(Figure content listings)
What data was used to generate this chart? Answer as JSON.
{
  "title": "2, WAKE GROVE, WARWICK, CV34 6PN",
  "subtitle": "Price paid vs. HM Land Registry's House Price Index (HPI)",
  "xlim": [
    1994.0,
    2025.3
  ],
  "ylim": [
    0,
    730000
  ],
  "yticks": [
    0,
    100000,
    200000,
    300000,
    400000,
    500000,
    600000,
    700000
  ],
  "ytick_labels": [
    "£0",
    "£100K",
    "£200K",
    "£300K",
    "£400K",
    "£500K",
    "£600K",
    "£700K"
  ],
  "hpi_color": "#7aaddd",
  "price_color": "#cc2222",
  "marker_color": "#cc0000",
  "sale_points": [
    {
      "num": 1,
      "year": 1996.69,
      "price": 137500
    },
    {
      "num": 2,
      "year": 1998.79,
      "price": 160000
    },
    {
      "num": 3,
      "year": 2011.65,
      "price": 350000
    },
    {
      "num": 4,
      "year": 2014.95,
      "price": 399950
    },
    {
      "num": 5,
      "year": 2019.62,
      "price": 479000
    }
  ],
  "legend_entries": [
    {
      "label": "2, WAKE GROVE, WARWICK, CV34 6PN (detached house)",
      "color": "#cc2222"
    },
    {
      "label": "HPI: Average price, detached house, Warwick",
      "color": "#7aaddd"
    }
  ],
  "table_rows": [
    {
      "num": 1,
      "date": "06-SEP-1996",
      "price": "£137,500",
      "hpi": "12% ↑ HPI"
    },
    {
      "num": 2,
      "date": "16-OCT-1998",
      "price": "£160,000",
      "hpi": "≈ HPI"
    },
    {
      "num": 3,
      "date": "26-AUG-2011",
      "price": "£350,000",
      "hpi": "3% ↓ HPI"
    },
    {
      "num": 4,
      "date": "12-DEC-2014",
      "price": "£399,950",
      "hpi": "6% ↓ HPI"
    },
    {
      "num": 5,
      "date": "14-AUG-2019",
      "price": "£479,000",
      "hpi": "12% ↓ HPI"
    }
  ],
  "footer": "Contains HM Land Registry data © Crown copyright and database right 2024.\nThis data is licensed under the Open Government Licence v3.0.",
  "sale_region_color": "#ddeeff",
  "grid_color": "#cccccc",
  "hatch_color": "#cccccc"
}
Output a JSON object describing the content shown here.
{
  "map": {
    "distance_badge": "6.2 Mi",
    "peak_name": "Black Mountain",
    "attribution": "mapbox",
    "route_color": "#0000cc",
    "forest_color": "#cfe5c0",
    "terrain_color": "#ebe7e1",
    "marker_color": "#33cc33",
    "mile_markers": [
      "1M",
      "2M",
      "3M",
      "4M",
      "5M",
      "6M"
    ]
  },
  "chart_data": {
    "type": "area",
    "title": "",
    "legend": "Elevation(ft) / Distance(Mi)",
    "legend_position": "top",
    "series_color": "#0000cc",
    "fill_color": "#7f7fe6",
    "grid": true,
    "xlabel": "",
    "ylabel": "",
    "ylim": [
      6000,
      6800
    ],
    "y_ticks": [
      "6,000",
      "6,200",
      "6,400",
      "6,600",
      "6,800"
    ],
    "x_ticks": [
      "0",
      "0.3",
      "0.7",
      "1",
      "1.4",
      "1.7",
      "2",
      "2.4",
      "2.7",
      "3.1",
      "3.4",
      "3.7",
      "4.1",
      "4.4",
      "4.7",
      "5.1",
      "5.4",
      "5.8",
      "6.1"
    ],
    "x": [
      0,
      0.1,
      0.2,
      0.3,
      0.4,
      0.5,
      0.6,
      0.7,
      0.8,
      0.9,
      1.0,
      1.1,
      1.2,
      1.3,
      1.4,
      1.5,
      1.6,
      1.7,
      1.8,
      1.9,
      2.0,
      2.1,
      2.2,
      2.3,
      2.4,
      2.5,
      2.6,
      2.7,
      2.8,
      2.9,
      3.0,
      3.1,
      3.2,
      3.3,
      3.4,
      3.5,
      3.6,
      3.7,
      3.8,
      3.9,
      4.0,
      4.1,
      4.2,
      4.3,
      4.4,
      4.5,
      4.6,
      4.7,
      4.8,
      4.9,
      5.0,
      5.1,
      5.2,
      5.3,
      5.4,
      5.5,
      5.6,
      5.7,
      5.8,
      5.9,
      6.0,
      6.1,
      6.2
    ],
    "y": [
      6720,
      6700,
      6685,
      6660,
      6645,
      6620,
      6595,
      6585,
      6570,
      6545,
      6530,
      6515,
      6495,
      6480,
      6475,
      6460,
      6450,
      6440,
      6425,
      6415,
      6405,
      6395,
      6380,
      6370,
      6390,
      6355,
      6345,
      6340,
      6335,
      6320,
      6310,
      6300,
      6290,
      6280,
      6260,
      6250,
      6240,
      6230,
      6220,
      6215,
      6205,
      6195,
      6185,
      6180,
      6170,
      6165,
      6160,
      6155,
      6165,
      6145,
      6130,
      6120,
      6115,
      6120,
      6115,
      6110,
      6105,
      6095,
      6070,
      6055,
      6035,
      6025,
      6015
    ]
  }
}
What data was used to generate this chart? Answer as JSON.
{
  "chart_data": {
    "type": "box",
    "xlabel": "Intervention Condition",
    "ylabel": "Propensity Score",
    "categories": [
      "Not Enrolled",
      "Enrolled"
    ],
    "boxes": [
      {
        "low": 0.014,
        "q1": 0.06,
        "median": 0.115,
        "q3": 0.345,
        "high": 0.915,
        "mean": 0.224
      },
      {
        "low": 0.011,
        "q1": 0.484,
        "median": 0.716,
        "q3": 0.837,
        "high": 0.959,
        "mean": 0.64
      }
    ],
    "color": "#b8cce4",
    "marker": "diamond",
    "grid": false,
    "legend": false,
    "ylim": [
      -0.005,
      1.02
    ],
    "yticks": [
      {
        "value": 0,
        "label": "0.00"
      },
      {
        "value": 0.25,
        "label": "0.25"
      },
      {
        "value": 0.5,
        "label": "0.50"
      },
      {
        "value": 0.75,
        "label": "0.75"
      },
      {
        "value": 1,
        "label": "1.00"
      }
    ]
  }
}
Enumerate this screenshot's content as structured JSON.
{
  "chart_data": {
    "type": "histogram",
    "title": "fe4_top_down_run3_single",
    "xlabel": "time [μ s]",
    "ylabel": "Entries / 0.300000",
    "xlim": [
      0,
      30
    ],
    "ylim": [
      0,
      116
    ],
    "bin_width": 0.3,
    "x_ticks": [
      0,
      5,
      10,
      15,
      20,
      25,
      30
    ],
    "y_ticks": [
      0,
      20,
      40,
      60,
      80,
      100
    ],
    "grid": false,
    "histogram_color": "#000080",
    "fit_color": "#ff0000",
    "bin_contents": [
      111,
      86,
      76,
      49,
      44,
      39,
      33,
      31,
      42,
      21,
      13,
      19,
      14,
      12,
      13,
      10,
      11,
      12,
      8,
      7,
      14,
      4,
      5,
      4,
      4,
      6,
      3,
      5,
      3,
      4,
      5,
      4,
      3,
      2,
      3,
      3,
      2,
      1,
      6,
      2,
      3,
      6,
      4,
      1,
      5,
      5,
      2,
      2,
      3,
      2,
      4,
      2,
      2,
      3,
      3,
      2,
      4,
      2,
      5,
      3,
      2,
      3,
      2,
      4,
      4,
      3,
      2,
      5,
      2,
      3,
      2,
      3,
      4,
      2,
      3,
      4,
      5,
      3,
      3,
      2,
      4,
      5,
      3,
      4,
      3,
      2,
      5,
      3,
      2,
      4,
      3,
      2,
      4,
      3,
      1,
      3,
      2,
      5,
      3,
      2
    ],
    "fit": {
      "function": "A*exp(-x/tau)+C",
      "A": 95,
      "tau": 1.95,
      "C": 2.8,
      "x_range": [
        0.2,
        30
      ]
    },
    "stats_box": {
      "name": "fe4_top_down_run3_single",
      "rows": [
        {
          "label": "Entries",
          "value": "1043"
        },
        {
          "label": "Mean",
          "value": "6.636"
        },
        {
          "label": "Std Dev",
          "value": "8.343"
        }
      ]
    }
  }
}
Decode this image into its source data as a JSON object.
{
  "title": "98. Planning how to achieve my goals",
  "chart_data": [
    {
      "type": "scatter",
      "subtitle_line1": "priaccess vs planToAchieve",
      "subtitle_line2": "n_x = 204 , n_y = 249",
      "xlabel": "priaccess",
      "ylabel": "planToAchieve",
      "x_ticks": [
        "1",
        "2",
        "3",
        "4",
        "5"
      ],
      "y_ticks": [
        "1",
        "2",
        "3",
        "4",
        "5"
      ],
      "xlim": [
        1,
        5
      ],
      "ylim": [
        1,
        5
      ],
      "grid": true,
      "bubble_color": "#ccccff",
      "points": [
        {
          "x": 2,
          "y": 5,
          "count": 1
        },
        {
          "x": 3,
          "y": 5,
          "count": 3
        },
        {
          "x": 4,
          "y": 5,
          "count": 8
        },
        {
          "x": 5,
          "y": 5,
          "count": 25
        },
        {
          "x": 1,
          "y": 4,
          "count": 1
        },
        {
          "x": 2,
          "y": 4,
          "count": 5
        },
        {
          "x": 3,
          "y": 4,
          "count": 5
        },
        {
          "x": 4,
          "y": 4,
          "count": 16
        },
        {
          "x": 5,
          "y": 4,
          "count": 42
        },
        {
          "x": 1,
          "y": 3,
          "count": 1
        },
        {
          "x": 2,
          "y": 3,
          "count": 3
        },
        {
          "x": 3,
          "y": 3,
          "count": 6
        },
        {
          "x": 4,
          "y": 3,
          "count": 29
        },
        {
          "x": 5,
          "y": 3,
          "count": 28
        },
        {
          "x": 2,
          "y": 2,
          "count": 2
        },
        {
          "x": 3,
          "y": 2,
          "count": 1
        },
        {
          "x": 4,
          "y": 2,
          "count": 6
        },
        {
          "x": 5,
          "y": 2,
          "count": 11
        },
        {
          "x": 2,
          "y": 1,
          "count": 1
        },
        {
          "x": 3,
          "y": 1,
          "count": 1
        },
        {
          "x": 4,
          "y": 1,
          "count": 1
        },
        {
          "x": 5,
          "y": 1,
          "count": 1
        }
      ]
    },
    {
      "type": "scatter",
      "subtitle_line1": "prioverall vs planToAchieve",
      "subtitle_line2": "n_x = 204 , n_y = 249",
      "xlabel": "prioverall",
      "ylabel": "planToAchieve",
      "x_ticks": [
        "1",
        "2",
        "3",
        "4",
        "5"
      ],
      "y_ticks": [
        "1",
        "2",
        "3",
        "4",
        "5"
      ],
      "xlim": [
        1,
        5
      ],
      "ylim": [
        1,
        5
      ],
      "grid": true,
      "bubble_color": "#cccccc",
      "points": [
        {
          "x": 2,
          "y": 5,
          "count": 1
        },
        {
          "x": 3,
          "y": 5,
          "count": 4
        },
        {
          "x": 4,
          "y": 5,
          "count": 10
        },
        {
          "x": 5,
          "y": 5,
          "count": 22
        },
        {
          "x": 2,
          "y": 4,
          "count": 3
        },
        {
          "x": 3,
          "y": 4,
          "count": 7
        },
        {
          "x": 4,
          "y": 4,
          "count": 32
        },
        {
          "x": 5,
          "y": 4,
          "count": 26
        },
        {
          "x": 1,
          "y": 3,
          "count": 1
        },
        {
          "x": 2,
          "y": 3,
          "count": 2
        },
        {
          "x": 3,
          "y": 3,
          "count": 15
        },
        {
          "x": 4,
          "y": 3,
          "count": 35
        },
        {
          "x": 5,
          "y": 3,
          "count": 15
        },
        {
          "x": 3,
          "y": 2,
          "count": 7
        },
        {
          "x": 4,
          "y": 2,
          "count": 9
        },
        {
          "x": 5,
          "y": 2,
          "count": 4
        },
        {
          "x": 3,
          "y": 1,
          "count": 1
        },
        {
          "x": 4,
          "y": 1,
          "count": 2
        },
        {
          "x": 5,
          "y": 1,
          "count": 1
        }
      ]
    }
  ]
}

» Written instruction: Review the preceding data and report every line that includes the string "WAKE".

» Reply to the exercise:
  "title": "2, WAKE GROVE, WARWICK, CV34 6PN",
      "label": "2, WAKE GROVE, WARWICK, CV34 6PN (detached house)",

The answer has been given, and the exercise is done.